Entries from a dataset:
####

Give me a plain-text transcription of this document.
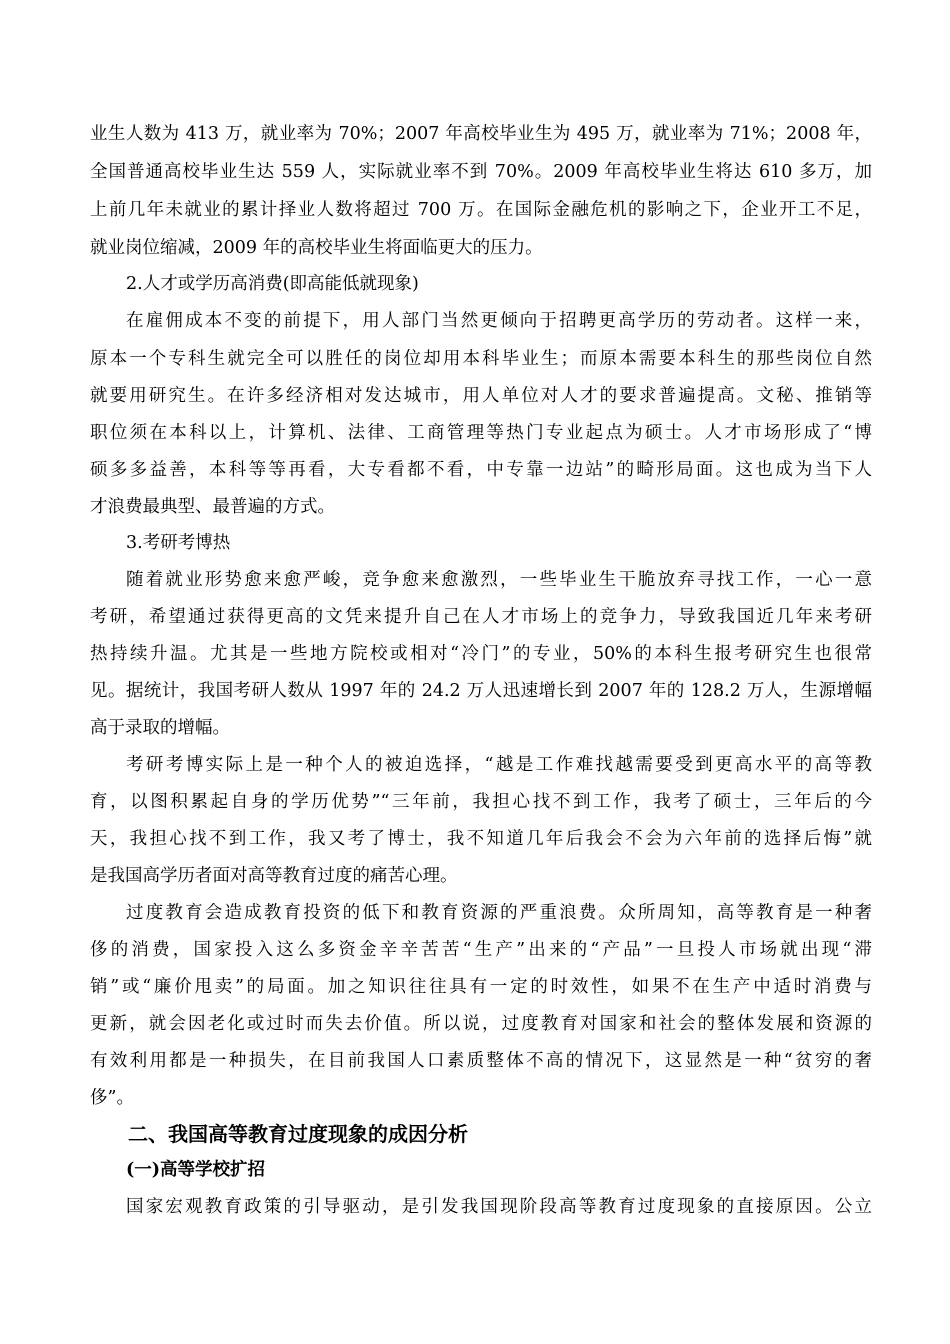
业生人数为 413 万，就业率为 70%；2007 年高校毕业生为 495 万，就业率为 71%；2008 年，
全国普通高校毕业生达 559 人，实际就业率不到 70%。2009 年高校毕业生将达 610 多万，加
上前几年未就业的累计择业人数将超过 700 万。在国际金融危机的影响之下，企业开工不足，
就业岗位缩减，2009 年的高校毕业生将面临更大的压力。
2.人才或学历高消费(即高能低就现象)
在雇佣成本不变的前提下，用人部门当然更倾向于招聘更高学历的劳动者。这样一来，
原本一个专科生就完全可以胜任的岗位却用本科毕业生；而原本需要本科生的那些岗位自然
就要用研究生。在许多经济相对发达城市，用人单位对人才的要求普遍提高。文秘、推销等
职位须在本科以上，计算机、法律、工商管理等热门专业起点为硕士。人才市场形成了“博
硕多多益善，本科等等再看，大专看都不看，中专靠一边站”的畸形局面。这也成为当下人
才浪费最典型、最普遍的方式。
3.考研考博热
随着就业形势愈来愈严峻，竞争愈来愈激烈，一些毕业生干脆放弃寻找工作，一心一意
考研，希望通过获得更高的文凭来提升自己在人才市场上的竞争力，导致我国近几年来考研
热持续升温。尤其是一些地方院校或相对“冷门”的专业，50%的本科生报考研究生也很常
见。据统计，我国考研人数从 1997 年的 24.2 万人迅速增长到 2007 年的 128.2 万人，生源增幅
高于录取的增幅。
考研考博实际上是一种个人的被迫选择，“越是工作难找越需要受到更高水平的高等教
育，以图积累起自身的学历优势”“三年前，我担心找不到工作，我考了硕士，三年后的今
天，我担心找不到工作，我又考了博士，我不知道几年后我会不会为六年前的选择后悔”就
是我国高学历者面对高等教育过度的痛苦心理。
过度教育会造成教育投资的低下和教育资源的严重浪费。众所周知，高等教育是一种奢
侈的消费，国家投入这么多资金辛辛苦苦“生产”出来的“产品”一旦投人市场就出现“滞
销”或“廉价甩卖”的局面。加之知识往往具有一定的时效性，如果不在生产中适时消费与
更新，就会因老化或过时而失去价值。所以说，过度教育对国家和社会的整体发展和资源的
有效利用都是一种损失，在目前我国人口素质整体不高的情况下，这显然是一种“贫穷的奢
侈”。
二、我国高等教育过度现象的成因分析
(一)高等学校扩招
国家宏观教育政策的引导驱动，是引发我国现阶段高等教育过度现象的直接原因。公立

####

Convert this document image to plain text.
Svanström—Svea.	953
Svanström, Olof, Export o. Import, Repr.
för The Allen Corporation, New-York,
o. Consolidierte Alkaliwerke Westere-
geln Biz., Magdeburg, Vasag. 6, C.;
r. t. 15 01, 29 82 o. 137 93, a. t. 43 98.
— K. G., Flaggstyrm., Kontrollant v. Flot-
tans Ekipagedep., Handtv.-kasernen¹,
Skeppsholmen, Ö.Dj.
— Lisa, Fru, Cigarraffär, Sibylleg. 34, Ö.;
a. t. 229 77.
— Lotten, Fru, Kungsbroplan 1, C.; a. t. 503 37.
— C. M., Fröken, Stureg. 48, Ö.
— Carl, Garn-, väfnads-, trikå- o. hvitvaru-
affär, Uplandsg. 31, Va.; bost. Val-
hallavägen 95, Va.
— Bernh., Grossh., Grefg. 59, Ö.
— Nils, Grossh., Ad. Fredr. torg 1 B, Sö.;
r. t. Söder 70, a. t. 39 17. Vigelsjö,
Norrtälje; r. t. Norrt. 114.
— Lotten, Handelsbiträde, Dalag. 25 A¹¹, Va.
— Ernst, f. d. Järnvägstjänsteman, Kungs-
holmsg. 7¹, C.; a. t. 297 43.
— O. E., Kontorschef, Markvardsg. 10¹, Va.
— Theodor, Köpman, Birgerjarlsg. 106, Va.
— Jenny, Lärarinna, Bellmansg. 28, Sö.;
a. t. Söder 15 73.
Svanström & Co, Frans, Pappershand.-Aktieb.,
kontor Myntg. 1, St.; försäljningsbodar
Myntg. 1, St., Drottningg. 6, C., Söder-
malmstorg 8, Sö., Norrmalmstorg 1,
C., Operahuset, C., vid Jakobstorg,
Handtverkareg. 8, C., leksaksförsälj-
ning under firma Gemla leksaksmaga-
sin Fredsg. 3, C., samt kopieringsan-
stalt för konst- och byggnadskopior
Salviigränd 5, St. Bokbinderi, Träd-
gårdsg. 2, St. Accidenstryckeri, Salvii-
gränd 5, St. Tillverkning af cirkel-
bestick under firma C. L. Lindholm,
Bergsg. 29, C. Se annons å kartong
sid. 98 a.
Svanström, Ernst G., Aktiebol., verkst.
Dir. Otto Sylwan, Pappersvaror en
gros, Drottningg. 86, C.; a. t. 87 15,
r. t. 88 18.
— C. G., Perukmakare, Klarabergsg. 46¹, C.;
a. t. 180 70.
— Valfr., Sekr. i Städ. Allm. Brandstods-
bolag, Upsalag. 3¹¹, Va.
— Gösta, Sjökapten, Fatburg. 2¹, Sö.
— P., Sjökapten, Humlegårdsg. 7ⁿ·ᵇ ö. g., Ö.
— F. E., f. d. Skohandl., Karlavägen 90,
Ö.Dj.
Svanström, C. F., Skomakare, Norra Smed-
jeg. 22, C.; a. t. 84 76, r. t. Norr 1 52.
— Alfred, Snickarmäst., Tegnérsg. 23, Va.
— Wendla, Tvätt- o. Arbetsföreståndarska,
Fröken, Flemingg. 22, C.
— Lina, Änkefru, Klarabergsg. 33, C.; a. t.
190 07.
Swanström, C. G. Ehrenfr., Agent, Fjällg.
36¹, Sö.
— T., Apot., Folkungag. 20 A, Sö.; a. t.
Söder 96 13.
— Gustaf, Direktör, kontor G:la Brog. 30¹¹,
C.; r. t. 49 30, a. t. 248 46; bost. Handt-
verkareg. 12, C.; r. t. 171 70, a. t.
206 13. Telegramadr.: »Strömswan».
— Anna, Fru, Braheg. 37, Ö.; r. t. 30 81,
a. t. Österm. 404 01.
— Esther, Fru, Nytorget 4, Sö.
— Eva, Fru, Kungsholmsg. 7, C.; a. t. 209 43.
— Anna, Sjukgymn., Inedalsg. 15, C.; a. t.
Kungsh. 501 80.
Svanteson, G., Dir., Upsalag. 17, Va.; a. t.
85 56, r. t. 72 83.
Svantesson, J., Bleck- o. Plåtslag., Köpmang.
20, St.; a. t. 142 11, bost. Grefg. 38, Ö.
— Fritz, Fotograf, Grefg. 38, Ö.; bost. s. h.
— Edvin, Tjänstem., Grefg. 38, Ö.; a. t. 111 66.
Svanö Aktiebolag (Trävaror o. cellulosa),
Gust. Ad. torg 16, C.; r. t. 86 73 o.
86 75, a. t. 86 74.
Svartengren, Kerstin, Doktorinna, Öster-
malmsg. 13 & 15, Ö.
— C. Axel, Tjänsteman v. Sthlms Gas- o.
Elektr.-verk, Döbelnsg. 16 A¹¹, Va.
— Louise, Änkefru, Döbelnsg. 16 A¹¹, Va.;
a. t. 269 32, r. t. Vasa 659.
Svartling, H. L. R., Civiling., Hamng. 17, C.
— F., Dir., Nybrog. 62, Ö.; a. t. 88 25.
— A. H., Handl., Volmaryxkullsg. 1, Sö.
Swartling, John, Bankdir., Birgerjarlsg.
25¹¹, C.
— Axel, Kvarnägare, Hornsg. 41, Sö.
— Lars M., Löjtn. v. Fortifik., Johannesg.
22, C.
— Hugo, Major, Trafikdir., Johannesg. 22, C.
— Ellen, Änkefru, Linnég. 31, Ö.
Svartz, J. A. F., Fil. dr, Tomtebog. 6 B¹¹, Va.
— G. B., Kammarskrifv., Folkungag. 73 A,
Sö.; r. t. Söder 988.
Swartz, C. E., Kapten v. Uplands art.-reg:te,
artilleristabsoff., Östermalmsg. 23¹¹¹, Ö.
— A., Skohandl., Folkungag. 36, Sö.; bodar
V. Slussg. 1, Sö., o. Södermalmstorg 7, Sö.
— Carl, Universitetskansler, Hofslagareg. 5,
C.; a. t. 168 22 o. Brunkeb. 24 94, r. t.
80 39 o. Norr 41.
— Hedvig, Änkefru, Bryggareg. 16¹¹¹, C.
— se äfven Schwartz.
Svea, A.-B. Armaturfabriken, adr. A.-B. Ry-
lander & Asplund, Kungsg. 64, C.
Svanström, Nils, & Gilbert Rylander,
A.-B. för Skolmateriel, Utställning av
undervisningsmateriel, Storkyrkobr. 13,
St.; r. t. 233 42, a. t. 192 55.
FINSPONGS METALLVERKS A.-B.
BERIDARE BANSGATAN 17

####

Copy out every line of the material above that mentions the word "Sjökapten".

#### [Reply]
— Gösta, Sjökapten, Fatburg. 2¹, Sö.
— P., Sjökapten, Humlegårdsg. 7ⁿ·ᵇ ö. g., Ö.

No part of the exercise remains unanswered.